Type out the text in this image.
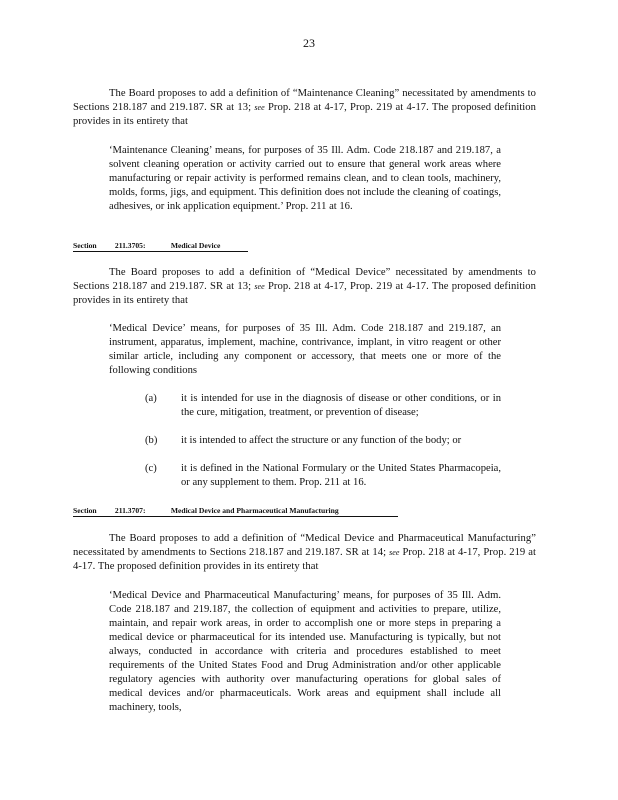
23
The Board proposes to add a definition of “Maintenance Cleaning” necessitated by amendments to Sections 218.187 and 219.187. SR at 13; see Prop. 218 at 4-17, Prop. 219 at 4-17. The proposed definition provides in its entirety that
‘Maintenance Cleaning’ means, for purposes of 35 Ill. Adm. Code 218.187 and 219.187, a solvent cleaning operation or activity carried out to ensure that general work areas where manufacturing or repair activity is performed remains clean, and to clean tools, machinery, molds, forms, jigs, and equipment. This definition does not include the cleaning of coatings, adhesives, or ink application equipment.’ Prop. 211 at 16.
Section 211.3705:	Medical Device
The Board proposes to add a definition of “Medical Device” necessitated by amendments to Sections 218.187 and 219.187. SR at 13; see Prop. 218 at 4-17, Prop. 219 at 4-17. The proposed definition provides in its entirety that
‘Medical Device’ means, for purposes of 35 Ill. Adm. Code 218.187 and 219.187, an instrument, apparatus, implement, machine, contrivance, implant, in vitro reagent or other similar article, including any component or accessory, that meets one or more of the following conditions
(a) it is intended for use in the diagnosis of disease or other conditions, or in the cure, mitigation, treatment, or prevention of disease;
(b) it is intended to affect the structure or any function of the body; or
(c) it is defined in the National Formulary or the United States Pharmacopeia, or any supplement to them. Prop. 211 at 16.
Section 211.3707:	Medical Device and Pharmaceutical Manufacturing
The Board proposes to add a definition of “Medical Device and Pharmaceutical Manufacturing” necessitated by amendments to Sections 218.187 and 219.187. SR at 14; see Prop. 218 at 4-17, Prop. 219 at 4-17. The proposed definition provides in its entirety that
‘Medical Device and Pharmaceutical Manufacturing’ means, for purposes of 35 Ill. Adm. Code 218.187 and 219.187, the collection of equipment and activities to prepare, utilize, maintain, and repair work areas, in order to accomplish one or more steps in preparing a medical device or pharmaceutical for its intended use. Manufacturing is typically, but not always, conducted in accordance with criteria and procedures established to meet requirements of the United States Food and Drug Administration and/or other applicable regulatory agencies with authority over manufacturing operations for global sales of medical devices and/or pharmaceuticals. Work areas and equipment shall include all machinery, tools,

· · · · · · ·

• Directive: Leave the pictures out, and print every line of the listing exactly as written.

• Result for this exercise:
Type out the text in this image.
23
The Board proposes to add a definition of “Maintenance Cleaning” necessitated by amendments to Sections 218.187 and 219.187. SR at 13; see Prop. 218 at 4-17, Prop. 219 at 4-17. The proposed definition provides in its entirety that
‘Maintenance Cleaning’ means, for purposes of 35 Ill. Adm. Code 218.187 and 219.187, a solvent cleaning operation or activity carried out to ensure that general work areas where manufacturing or repair activity is performed remains clean, and to clean tools, machinery, molds, forms, jigs, and equipment. This definition does not include the cleaning of coatings, adhesives, or ink application equipment.’ Prop. 211 at 16.
Section 211.3705:	Medical Device
The Board proposes to add a definition of “Medical Device” necessitated by amendments to Sections 218.187 and 219.187. SR at 13; see Prop. 218 at 4-17, Prop. 219 at 4-17. The proposed definition provides in its entirety that
‘Medical Device’ means, for purposes of 35 Ill. Adm. Code 218.187 and 219.187, an instrument, apparatus, implement, machine, contrivance, implant, in vitro reagent or other similar article, including any component or accessory, that meets one or more of the following conditions
(a) it is intended for use in the diagnosis of disease or other conditions, or in the cure, mitigation, treatment, or prevention of disease;
(b) it is intended to affect the structure or any function of the body; or
(c) it is defined in the National Formulary or the United States Pharmacopeia, or any supplement to them. Prop. 211 at 16.
Section 211.3707:	Medical Device and Pharmaceutical Manufacturing
The Board proposes to add a definition of “Medical Device and Pharmaceutical Manufacturing” necessitated by amendments to Sections 218.187 and 219.187. SR at 14; see Prop. 218 at 4-17, Prop. 219 at 4-17. The proposed definition provides in its entirety that
‘Medical Device and Pharmaceutical Manufacturing’ means, for purposes of 35 Ill. Adm. Code 218.187 and 219.187, the collection of equipment and activities to prepare, utilize, maintain, and repair work areas, in order to accomplish one or more steps in preparing a medical device or pharmaceutical for its intended use. Manufacturing is typically, but not always, conducted in accordance with criteria and procedures established to meet requirements of the United States Food and Drug Administration and/or other applicable regulatory agencies with authority over manufacturing operations for global sales of medical devices and/or pharmaceuticals. Work areas and equipment shall include all machinery, tools,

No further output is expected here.